» **TO BE DONE**
Copy out each line of the material in which the word "object" appears.

» **RECORDS TO PROCESS**
┌──
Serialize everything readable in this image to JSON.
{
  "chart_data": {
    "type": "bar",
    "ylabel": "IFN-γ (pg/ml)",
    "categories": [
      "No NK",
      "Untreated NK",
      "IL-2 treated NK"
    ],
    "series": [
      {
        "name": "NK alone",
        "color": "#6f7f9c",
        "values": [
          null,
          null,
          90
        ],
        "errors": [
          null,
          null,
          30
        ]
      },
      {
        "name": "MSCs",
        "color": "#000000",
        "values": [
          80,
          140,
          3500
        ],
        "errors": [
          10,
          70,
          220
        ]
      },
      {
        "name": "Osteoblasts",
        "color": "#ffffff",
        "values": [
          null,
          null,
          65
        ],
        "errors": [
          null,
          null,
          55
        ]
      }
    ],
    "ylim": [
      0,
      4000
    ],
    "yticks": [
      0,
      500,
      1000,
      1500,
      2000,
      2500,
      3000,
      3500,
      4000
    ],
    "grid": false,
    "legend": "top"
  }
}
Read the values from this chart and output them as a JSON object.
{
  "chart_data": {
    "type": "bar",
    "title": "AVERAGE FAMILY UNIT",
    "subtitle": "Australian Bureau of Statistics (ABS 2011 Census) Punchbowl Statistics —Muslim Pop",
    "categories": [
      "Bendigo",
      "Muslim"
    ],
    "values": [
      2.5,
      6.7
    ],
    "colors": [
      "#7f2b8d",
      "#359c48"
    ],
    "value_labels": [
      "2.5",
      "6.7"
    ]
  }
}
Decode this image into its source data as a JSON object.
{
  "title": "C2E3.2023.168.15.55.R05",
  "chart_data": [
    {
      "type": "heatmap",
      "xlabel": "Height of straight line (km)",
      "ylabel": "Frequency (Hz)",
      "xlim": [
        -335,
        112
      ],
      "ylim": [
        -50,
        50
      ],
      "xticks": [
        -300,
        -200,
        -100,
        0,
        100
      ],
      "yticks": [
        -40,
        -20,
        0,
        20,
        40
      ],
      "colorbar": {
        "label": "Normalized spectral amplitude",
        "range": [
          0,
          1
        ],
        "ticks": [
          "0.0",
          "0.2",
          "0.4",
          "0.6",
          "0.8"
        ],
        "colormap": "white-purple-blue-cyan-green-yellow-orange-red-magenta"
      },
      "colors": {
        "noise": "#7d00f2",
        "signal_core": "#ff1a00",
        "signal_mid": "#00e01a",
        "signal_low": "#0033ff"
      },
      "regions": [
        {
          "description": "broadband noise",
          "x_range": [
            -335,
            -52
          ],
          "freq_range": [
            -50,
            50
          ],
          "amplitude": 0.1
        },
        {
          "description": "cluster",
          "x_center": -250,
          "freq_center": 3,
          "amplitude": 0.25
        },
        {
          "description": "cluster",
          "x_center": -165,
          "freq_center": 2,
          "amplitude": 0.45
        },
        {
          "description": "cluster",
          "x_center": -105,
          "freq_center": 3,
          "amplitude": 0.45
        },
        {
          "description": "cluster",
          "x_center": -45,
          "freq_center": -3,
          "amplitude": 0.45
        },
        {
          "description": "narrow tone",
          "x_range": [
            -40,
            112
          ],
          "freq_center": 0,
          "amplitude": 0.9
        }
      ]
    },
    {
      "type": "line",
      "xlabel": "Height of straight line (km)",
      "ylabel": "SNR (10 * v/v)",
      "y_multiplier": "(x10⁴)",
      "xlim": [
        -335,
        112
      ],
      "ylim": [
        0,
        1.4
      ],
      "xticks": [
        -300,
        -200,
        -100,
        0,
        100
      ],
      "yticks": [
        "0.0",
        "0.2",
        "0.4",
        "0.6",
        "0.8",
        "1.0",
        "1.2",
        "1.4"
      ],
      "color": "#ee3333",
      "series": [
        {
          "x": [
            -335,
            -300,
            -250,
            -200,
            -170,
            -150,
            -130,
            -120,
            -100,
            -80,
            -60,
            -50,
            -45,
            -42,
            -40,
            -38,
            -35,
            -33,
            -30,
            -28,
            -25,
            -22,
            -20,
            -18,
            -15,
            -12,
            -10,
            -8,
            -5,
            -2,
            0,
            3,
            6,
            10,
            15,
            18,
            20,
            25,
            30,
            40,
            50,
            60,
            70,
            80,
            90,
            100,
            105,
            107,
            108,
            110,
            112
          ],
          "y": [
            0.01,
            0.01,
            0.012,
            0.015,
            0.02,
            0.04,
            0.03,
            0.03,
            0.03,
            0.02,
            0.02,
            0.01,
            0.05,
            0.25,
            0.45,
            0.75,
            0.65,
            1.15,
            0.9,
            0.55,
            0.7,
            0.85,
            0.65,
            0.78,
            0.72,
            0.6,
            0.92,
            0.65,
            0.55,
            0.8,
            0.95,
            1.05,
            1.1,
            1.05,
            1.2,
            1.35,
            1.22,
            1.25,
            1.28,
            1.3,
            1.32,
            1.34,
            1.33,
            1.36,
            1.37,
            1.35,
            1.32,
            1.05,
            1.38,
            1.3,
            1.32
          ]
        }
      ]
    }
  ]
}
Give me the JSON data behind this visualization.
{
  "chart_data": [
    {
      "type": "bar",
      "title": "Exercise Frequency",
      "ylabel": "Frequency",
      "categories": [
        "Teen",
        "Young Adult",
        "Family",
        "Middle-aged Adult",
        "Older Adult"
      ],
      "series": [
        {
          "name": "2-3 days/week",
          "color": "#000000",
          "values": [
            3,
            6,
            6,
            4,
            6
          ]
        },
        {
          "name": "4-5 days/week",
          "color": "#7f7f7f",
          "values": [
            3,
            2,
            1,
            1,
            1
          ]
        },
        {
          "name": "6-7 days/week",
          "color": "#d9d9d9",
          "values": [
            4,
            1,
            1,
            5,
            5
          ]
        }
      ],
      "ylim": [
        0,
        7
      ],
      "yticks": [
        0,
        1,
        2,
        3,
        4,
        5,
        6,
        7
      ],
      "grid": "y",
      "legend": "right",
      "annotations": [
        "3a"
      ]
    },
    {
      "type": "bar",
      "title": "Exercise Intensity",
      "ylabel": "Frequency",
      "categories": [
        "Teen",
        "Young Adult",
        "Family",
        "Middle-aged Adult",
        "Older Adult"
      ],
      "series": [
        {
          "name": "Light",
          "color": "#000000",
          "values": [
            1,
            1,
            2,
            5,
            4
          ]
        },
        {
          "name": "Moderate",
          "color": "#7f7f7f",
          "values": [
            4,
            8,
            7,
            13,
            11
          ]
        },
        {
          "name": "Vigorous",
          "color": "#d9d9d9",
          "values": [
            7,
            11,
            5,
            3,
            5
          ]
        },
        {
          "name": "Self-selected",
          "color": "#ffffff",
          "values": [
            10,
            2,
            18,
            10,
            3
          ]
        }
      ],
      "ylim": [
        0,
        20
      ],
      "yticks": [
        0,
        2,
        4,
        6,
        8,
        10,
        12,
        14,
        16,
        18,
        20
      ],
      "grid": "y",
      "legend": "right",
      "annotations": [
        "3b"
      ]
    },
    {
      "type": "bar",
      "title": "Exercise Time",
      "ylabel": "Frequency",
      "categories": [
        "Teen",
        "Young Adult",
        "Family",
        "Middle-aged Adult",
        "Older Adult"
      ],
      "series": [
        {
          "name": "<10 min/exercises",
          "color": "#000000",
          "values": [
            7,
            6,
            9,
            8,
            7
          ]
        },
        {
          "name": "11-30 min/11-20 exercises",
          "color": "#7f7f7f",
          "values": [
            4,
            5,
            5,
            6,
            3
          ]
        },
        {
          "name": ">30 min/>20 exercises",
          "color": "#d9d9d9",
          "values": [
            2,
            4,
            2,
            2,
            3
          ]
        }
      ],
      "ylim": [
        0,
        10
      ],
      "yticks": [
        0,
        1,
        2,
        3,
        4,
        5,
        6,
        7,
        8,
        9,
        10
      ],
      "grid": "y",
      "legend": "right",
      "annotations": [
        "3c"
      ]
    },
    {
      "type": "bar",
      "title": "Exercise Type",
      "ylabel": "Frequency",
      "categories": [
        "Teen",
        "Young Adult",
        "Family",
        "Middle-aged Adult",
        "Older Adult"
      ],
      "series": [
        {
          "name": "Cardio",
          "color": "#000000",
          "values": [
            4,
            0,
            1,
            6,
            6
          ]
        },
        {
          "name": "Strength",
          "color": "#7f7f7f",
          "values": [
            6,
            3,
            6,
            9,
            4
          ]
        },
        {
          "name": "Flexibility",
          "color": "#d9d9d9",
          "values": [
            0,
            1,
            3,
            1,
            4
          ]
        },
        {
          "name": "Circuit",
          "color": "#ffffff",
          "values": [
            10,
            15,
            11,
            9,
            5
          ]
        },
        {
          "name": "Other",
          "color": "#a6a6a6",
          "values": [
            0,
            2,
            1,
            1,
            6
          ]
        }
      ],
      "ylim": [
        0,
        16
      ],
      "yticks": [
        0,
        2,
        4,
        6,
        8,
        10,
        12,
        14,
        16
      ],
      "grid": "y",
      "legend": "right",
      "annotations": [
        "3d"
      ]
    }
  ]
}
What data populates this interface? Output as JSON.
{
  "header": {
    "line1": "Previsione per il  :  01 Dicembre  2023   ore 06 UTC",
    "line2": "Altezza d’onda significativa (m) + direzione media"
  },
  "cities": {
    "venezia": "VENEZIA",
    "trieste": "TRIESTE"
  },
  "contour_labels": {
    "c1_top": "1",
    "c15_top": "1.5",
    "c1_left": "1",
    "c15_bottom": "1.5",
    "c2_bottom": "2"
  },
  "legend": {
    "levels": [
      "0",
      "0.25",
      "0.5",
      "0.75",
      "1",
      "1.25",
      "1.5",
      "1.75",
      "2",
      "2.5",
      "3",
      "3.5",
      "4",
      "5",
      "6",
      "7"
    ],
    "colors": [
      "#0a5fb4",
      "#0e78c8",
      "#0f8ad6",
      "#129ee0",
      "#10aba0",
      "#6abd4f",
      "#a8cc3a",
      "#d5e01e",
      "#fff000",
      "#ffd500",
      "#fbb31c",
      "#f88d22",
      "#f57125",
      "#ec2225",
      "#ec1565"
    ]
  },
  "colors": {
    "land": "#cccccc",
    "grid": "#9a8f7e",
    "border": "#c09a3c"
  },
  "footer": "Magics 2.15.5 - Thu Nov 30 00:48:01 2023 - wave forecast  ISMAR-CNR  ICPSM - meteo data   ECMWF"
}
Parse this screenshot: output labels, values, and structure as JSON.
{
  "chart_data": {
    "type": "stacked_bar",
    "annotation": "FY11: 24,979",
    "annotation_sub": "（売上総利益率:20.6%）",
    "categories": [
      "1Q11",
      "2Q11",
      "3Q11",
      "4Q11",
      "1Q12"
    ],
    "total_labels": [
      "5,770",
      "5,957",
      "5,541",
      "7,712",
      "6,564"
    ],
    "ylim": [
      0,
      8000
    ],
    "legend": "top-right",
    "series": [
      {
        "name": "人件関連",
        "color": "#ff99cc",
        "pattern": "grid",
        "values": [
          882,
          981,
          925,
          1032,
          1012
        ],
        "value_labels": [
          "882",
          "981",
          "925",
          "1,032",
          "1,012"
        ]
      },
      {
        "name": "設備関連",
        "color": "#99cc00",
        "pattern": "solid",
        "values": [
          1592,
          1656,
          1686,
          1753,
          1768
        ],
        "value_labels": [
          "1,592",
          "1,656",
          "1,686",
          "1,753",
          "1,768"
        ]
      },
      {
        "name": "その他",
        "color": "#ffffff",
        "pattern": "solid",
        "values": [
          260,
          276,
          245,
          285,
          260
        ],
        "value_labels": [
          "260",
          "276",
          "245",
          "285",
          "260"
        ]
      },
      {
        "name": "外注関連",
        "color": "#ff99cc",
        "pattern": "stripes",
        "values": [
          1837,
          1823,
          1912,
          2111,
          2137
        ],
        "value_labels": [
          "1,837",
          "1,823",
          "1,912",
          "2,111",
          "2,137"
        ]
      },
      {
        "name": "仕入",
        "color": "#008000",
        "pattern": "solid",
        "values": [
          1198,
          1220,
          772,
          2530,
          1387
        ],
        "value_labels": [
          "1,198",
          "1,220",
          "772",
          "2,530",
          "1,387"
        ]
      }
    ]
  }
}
└──
» **CORRECT ANSWER**
Read the values from this chart and output them as a JSON object.
Decode this image into its source data as a JSON object.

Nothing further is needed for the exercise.